# [Entries shown]

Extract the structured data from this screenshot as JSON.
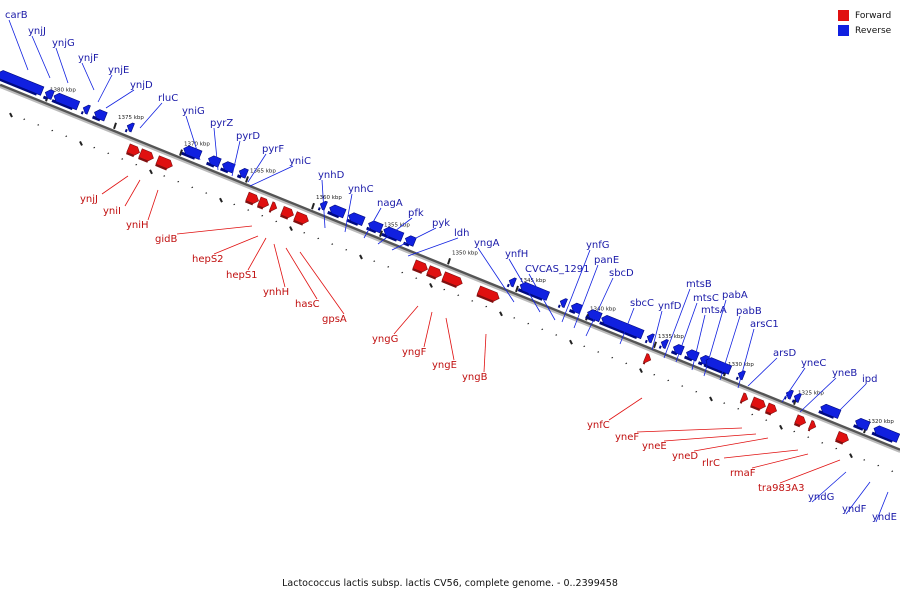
{
  "colors": {
    "forward": "#e01010",
    "reverse": "#1020e0",
    "backbone": "#888888"
  },
  "legend": [
    {
      "label": "Forward",
      "color": "#e01010"
    },
    {
      "label": "Reverse",
      "color": "#1020e0"
    }
  ],
  "caption": "Lactococcus lactis subsp. lactis CV56, complete genome. - 0..2399458",
  "ticks": [
    {
      "label": "1380 kbp"
    },
    {
      "label": "1375 kbp"
    },
    {
      "label": "1370 kbp"
    },
    {
      "label": "1365 kbp"
    },
    {
      "label": "1360 kbp"
    },
    {
      "label": "1355 kbp"
    },
    {
      "label": "1350 kbp"
    },
    {
      "label": "1345 kbp"
    },
    {
      "label": "1340 kbp"
    },
    {
      "label": "1335 kbp"
    },
    {
      "label": "1330 kbp"
    },
    {
      "label": "1325 kbp"
    },
    {
      "label": "1320 kbp"
    }
  ],
  "reverse_genes": [
    "carB",
    "ynjJ",
    "ynjG",
    "ynjF",
    "ynjE",
    "ynjD",
    "rluC",
    "yniG",
    "pyrZ",
    "pyrD",
    "pyrF",
    "yniC",
    "ynhD",
    "ynhC",
    "nagA",
    "pfk",
    "pyk",
    "ldh",
    "yngA",
    "ynfH",
    "CVCAS_1291",
    "ynfG",
    "panE",
    "sbcD",
    "sbcC",
    "ynfD",
    "mtsB",
    "mtsC",
    "mtsA",
    "pabA",
    "pabB",
    "arsC1",
    "arsD",
    "yneC",
    "yneB",
    "ipd",
    "yndG",
    "yndF",
    "yndE"
  ],
  "forward_genes": [
    "ynjJ",
    "yniI",
    "yniH",
    "gidB",
    "hepS2",
    "hepS1",
    "ynhH",
    "hasC",
    "gpsA",
    "yngG",
    "yngF",
    "yngE",
    "yngB",
    "ynfC",
    "yneF",
    "yneE",
    "yneD",
    "rlrC",
    "rmaF",
    "tra983A3"
  ]
}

# [Exercise]
Exclude all images and restate the records above word for word.

# [Solution for this exercise]
Extract the structured data from this screenshot as JSON.
{
  "colors": {
    "forward": "#e01010",
    "reverse": "#1020e0",
    "backbone": "#888888"
  },
  "legend": [
    {
      "label": "Forward",
      "color": "#e01010"
    },
    {
      "label": "Reverse",
      "color": "#1020e0"
    }
  ],
  "caption": "Lactococcus lactis subsp. lactis CV56, complete genome. - 0..2399458",
  "ticks": [
    {
      "label": "1380 kbp"
    },
    {
      "label": "1375 kbp"
    },
    {
      "label": "1370 kbp"
    },
    {
      "label": "1365 kbp"
    },
    {
      "label": "1360 kbp"
    },
    {
      "label": "1355 kbp"
    },
    {
      "label": "1350 kbp"
    },
    {
      "label": "1345 kbp"
    },
    {
      "label": "1340 kbp"
    },
    {
      "label": "1335 kbp"
    },
    {
      "label": "1330 kbp"
    },
    {
      "label": "1325 kbp"
    },
    {
      "label": "1320 kbp"
    }
  ],
  "reverse_genes": [
    "carB",
    "ynjJ",
    "ynjG",
    "ynjF",
    "ynjE",
    "ynjD",
    "rluC",
    "yniG",
    "pyrZ",
    "pyrD",
    "pyrF",
    "yniC",
    "ynhD",
    "ynhC",
    "nagA",
    "pfk",
    "pyk",
    "ldh",
    "yngA",
    "ynfH",
    "CVCAS_1291",
    "ynfG",
    "panE",
    "sbcD",
    "sbcC",
    "ynfD",
    "mtsB",
    "mtsC",
    "mtsA",
    "pabA",
    "pabB",
    "arsC1",
    "arsD",
    "yneC",
    "yneB",
    "ipd",
    "yndG",
    "yndF",
    "yndE"
  ],
  "forward_genes": [
    "ynjJ",
    "yniI",
    "yniH",
    "gidB",
    "hepS2",
    "hepS1",
    "ynhH",
    "hasC",
    "gpsA",
    "yngG",
    "yngF",
    "yngE",
    "yngB",
    "ynfC",
    "yneF",
    "yneE",
    "yneD",
    "rlrC",
    "rmaF",
    "tra983A3"
  ]
}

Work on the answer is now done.